__Problem statement__.
Among the entries below, find the lines with "will" and copy them.

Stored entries
·····

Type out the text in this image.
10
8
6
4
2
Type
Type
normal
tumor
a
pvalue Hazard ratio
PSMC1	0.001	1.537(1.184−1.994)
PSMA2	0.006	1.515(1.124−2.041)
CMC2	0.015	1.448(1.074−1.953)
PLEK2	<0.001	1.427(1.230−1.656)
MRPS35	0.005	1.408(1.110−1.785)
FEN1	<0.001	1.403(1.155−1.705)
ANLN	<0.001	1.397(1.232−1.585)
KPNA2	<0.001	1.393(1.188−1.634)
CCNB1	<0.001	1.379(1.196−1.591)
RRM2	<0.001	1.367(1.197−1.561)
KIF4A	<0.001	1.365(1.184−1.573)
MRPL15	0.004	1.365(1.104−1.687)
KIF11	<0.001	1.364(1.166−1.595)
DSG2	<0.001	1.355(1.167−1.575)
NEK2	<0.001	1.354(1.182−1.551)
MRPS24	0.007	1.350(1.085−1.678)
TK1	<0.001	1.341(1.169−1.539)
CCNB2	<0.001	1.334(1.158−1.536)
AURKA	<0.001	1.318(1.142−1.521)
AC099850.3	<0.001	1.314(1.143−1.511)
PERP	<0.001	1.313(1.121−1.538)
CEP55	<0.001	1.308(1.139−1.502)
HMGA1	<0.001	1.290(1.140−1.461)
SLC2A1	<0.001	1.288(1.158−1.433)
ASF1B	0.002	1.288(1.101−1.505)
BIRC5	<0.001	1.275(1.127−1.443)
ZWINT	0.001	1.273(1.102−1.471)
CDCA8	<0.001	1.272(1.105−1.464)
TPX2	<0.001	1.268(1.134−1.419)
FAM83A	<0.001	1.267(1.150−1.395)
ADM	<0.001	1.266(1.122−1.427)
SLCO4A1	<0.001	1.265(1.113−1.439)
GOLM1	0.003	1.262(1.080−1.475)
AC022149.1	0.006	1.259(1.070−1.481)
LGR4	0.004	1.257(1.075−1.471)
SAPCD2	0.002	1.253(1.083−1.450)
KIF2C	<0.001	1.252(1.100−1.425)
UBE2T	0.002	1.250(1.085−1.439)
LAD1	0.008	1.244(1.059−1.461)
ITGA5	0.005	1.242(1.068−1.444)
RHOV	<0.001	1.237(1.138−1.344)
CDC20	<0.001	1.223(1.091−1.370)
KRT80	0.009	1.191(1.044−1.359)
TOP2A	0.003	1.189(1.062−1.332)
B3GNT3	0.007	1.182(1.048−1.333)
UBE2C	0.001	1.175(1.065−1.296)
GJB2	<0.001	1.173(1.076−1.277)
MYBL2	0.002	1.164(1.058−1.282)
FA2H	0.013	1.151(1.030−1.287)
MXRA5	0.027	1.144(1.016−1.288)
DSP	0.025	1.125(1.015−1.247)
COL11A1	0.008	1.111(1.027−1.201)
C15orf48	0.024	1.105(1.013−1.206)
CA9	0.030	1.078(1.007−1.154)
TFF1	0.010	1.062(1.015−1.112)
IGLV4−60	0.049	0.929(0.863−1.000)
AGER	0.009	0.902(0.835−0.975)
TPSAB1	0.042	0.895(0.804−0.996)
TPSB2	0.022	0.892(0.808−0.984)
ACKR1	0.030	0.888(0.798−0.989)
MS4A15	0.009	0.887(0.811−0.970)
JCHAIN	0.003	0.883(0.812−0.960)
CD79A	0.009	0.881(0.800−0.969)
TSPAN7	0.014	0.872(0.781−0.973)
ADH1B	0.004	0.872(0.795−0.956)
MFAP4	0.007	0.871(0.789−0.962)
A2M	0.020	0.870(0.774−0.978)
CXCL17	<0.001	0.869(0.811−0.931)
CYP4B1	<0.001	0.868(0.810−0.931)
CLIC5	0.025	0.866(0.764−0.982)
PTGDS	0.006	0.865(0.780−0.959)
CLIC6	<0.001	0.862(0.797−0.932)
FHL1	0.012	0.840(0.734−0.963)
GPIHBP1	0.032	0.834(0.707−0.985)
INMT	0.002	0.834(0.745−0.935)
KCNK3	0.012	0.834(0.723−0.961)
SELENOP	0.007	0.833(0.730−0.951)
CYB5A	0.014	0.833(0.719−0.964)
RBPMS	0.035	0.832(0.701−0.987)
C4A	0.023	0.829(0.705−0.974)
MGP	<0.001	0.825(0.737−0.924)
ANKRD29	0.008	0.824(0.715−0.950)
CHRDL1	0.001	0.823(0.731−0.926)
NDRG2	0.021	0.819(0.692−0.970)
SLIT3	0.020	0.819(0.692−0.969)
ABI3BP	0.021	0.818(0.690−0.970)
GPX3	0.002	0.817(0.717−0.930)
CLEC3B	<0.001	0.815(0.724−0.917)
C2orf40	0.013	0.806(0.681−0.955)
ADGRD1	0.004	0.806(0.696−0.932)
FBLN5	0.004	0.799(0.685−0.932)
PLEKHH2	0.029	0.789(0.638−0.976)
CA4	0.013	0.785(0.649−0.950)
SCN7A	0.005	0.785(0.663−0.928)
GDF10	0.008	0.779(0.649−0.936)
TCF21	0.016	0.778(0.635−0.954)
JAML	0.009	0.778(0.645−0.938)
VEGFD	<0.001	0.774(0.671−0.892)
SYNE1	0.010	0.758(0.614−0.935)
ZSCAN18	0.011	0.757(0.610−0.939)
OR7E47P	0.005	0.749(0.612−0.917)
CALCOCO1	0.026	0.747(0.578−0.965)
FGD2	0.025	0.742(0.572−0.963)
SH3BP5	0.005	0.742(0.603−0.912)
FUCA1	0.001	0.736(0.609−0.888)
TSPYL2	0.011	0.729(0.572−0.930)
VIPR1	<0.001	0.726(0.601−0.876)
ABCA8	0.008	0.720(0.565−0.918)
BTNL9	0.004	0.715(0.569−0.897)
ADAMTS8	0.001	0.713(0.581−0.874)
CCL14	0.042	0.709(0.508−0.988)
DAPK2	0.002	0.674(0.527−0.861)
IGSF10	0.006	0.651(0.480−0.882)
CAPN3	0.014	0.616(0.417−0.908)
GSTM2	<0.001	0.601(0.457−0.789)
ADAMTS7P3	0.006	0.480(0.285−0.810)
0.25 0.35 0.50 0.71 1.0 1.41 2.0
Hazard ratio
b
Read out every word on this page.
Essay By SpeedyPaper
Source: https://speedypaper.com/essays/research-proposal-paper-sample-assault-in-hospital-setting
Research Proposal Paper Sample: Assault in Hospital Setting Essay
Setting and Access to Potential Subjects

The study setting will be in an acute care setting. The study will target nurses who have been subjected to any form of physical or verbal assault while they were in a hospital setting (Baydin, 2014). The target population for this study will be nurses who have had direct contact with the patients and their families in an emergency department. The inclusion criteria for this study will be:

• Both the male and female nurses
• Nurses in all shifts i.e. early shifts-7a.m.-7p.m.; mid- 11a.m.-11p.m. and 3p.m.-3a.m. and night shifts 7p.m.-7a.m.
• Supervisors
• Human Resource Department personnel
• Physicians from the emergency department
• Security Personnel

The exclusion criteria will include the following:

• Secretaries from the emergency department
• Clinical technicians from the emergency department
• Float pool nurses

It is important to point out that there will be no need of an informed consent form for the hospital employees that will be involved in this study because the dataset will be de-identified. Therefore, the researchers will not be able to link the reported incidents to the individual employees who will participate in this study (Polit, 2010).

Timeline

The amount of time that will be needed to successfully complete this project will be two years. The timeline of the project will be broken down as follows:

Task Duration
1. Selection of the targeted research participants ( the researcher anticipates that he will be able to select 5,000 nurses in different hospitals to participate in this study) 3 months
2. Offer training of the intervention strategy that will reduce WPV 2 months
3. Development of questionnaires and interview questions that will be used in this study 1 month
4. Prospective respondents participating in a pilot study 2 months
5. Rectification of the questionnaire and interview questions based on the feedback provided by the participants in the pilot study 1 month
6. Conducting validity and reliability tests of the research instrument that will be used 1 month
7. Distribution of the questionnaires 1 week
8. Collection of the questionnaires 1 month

·····

__Reply__.
The study setting will be in an acute care setting. The study will target nurses who have been subjected to any form of physical or verbal assault while they were in a hospital setting (Baydin, 2014). The target population for this study will be nurses who have had direct contact with the patients and their families in an emergency department. The inclusion criteria for this study will be:
The exclusion criteria will include the following:
It is important to point out that there will be no need of an informed consent form for the hospital employees that will be involved in this study because the dataset will be de-identified. Therefore, the researchers will not be able to link the reported incidents to the individual employees who will participate in this study (Polit, 2010).
The amount of time that will be needed to successfully complete this project will be two years. The timeline of the project will be broken down as follows:
1. Selection of the targeted research participants ( the researcher anticipates that he will be able to select 5,000 nurses in different hospitals to participate in this study) 3 months
2. Offer training of the intervention strategy that will reduce WPV 2 months
3. Development of questionnaires and interview questions that will be used in this study 1 month
6. Conducting validity and reliability tests of the research instrument that will be used 1 month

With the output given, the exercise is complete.